What you are asked to do: Please count the lines below that contain the word "text", and reply with that number alone.

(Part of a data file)
==*==
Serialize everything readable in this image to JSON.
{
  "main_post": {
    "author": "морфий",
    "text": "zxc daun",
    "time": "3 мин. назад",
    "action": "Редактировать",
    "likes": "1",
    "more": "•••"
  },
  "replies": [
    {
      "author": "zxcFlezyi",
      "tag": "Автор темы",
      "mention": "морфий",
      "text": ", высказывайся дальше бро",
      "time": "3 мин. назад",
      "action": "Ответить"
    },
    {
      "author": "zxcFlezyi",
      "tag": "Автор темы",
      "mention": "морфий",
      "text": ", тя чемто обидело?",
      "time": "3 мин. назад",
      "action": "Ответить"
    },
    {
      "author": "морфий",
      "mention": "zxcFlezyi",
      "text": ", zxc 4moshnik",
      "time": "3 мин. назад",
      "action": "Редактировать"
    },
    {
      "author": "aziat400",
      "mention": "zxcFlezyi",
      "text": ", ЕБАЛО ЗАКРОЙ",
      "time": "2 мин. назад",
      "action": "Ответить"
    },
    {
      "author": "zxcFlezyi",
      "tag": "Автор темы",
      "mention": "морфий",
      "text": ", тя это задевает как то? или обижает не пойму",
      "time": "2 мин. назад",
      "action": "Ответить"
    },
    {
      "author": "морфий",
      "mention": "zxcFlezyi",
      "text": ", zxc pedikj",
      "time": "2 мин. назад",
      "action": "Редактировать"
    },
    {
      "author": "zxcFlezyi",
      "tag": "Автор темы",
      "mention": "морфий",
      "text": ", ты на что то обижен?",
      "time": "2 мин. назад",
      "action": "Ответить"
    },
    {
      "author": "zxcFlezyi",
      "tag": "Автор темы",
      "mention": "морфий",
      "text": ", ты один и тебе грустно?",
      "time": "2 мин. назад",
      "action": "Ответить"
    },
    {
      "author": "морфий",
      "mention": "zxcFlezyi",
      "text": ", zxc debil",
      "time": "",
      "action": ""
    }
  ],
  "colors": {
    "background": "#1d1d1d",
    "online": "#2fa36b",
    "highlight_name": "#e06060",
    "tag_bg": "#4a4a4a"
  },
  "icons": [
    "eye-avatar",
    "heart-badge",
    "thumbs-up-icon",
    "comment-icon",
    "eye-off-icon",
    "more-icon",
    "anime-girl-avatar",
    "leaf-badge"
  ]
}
==*==
Result: 10